◆ CHALLENGE ◆
Type the records out again in full, exactly.

◆ SOURCE DATA ◆

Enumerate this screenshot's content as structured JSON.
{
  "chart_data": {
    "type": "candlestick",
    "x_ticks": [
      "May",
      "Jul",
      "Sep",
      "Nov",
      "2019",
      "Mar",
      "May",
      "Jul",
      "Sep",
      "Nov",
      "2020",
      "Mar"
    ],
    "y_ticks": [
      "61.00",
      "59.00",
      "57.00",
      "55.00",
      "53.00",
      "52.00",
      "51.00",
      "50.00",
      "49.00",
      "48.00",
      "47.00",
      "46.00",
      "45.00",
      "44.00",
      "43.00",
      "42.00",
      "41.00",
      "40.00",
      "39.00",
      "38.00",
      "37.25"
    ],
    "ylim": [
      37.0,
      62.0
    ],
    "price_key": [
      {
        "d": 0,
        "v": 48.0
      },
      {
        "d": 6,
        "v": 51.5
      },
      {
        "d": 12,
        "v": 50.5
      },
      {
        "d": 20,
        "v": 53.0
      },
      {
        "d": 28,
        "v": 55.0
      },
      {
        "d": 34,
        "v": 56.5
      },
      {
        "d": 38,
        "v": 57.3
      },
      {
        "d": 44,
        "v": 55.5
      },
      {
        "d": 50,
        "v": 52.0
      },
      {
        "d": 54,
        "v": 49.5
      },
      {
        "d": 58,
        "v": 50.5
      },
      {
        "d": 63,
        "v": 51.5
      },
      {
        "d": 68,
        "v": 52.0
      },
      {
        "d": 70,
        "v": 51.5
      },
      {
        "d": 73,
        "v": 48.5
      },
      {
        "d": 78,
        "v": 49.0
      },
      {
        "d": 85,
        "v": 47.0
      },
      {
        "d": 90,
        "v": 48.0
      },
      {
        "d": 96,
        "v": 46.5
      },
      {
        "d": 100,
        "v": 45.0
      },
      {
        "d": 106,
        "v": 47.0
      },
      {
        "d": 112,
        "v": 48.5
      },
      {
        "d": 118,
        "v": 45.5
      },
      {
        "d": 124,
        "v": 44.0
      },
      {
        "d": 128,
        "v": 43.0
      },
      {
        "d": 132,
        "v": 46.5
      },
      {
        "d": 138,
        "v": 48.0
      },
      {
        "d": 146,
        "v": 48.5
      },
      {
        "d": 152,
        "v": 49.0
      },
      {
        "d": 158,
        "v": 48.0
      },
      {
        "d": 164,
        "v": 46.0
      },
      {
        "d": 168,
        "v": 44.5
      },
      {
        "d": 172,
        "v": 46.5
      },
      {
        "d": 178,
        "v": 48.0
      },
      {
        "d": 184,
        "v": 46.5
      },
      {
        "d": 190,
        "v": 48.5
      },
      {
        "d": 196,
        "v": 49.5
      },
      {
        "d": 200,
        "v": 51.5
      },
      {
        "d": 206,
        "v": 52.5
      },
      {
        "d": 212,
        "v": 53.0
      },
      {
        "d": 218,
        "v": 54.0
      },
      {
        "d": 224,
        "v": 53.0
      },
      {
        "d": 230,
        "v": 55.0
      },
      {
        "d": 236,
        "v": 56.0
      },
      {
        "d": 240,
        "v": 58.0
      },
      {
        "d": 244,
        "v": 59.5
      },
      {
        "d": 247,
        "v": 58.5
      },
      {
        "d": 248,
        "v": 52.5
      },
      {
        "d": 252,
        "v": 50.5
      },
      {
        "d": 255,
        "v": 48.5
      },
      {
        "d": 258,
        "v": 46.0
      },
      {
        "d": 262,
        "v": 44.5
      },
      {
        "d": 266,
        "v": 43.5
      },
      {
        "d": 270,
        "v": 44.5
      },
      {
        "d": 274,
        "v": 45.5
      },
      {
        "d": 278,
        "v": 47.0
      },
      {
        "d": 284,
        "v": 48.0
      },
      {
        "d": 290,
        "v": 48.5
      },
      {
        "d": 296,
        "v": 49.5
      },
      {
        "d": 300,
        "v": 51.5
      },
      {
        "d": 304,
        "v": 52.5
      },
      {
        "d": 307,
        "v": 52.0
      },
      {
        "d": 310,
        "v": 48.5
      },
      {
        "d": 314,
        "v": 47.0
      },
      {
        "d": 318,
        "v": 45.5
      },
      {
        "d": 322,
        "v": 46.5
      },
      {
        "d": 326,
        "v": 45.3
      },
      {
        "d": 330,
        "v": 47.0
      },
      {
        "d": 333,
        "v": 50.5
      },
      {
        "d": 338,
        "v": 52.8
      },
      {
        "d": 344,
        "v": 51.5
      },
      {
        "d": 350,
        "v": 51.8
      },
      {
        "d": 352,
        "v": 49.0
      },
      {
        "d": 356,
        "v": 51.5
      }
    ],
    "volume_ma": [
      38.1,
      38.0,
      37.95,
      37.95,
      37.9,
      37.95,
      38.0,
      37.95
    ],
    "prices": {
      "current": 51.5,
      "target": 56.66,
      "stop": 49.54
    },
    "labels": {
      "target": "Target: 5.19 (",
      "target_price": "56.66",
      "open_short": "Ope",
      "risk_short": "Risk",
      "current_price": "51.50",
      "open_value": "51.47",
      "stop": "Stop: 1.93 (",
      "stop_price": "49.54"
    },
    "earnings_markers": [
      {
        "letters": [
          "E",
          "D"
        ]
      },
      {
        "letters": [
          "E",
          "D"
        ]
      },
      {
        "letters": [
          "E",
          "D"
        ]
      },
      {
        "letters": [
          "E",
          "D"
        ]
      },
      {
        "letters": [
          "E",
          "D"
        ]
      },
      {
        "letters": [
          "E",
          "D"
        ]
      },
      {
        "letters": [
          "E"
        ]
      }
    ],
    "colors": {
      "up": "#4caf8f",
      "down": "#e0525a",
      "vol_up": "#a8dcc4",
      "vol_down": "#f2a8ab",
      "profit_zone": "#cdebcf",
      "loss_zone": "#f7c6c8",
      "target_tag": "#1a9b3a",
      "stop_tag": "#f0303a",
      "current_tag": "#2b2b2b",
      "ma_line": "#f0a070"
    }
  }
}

◆ FINAL ANSWER ◆
Enumerate this screenshot's content as structured JSON.
{
  "chart_data": {
    "type": "candlestick",
    "x_ticks": [
      "May",
      "Jul",
      "Sep",
      "Nov",
      "2019",
      "Mar",
      "May",
      "Jul",
      "Sep",
      "Nov",
      "2020",
      "Mar"
    ],
    "y_ticks": [
      "61.00",
      "59.00",
      "57.00",
      "55.00",
      "53.00",
      "52.00",
      "51.00",
      "50.00",
      "49.00",
      "48.00",
      "47.00",
      "46.00",
      "45.00",
      "44.00",
      "43.00",
      "42.00",
      "41.00",
      "40.00",
      "39.00",
      "38.00",
      "37.25"
    ],
    "ylim": [
      37.0,
      62.0
    ],
    "price_key": [
      {
        "d": 0,
        "v": 48.0
      },
      {
        "d": 6,
        "v": 51.5
      },
      {
        "d": 12,
        "v": 50.5
      },
      {
        "d": 20,
        "v": 53.0
      },
      {
        "d": 28,
        "v": 55.0
      },
      {
        "d": 34,
        "v": 56.5
      },
      {
        "d": 38,
        "v": 57.3
      },
      {
        "d": 44,
        "v": 55.5
      },
      {
        "d": 50,
        "v": 52.0
      },
      {
        "d": 54,
        "v": 49.5
      },
      {
        "d": 58,
        "v": 50.5
      },
      {
        "d": 63,
        "v": 51.5
      },
      {
        "d": 68,
        "v": 52.0
      },
      {
        "d": 70,
        "v": 51.5
      },
      {
        "d": 73,
        "v": 48.5
      },
      {
        "d": 78,
        "v": 49.0
      },
      {
        "d": 85,
        "v": 47.0
      },
      {
        "d": 90,
        "v": 48.0
      },
      {
        "d": 96,
        "v": 46.5
      },
      {
        "d": 100,
        "v": 45.0
      },
      {
        "d": 106,
        "v": 47.0
      },
      {
        "d": 112,
        "v": 48.5
      },
      {
        "d": 118,
        "v": 45.5
      },
      {
        "d": 124,
        "v": 44.0
      },
      {
        "d": 128,
        "v": 43.0
      },
      {
        "d": 132,
        "v": 46.5
      },
      {
        "d": 138,
        "v": 48.0
      },
      {
        "d": 146,
        "v": 48.5
      },
      {
        "d": 152,
        "v": 49.0
      },
      {
        "d": 158,
        "v": 48.0
      },
      {
        "d": 164,
        "v": 46.0
      },
      {
        "d": 168,
        "v": 44.5
      },
      {
        "d": 172,
        "v": 46.5
      },
      {
        "d": 178,
        "v": 48.0
      },
      {
        "d": 184,
        "v": 46.5
      },
      {
        "d": 190,
        "v": 48.5
      },
      {
        "d": 196,
        "v": 49.5
      },
      {
        "d": 200,
        "v": 51.5
      },
      {
        "d": 206,
        "v": 52.5
      },
      {
        "d": 212,
        "v": 53.0
      },
      {
        "d": 218,
        "v": 54.0
      },
      {
        "d": 224,
        "v": 53.0
      },
      {
        "d": 230,
        "v": 55.0
      },
      {
        "d": 236,
        "v": 56.0
      },
      {
        "d": 240,
        "v": 58.0
      },
      {
        "d": 244,
        "v": 59.5
      },
      {
        "d": 247,
        "v": 58.5
      },
      {
        "d": 248,
        "v": 52.5
      },
      {
        "d": 252,
        "v": 50.5
      },
      {
        "d": 255,
        "v": 48.5
      },
      {
        "d": 258,
        "v": 46.0
      },
      {
        "d": 262,
        "v": 44.5
      },
      {
        "d": 266,
        "v": 43.5
      },
      {
        "d": 270,
        "v": 44.5
      },
      {
        "d": 274,
        "v": 45.5
      },
      {
        "d": 278,
        "v": 47.0
      },
      {
        "d": 284,
        "v": 48.0
      },
      {
        "d": 290,
        "v": 48.5
      },
      {
        "d": 296,
        "v": 49.5
      },
      {
        "d": 300,
        "v": 51.5
      },
      {
        "d": 304,
        "v": 52.5
      },
      {
        "d": 307,
        "v": 52.0
      },
      {
        "d": 310,
        "v": 48.5
      },
      {
        "d": 314,
        "v": 47.0
      },
      {
        "d": 318,
        "v": 45.5
      },
      {
        "d": 322,
        "v": 46.5
      },
      {
        "d": 326,
        "v": 45.3
      },
      {
        "d": 330,
        "v": 47.0
      },
      {
        "d": 333,
        "v": 50.5
      },
      {
        "d": 338,
        "v": 52.8
      },
      {
        "d": 344,
        "v": 51.5
      },
      {
        "d": 350,
        "v": 51.8
      },
      {
        "d": 352,
        "v": 49.0
      },
      {
        "d": 356,
        "v": 51.5
      }
    ],
    "volume_ma": [
      38.1,
      38.0,
      37.95,
      37.95,
      37.9,
      37.95,
      38.0,
      37.95
    ],
    "prices": {
      "current": 51.5,
      "target": 56.66,
      "stop": 49.54
    },
    "labels": {
      "target": "Target: 5.19 (",
      "target_price": "56.66",
      "open_short": "Ope",
      "risk_short": "Risk",
      "current_price": "51.50",
      "open_value": "51.47",
      "stop": "Stop: 1.93 (",
      "stop_price": "49.54"
    },
    "earnings_markers": [
      {
        "letters": [
          "E",
          "D"
        ]
      },
      {
        "letters": [
          "E",
          "D"
        ]
      },
      {
        "letters": [
          "E",
          "D"
        ]
      },
      {
        "letters": [
          "E",
          "D"
        ]
      },
      {
        "letters": [
          "E",
          "D"
        ]
      },
      {
        "letters": [
          "E",
          "D"
        ]
      },
      {
        "letters": [
          "E"
        ]
      }
    ],
    "colors": {
      "up": "#4caf8f",
      "down": "#e0525a",
      "vol_up": "#a8dcc4",
      "vol_down": "#f2a8ab",
      "profit_zone": "#cdebcf",
      "loss_zone": "#f7c6c8",
      "target_tag": "#1a9b3a",
      "stop_tag": "#f0303a",
      "current_tag": "#2b2b2b",
      "ma_line": "#f0a070"
    }
  }
}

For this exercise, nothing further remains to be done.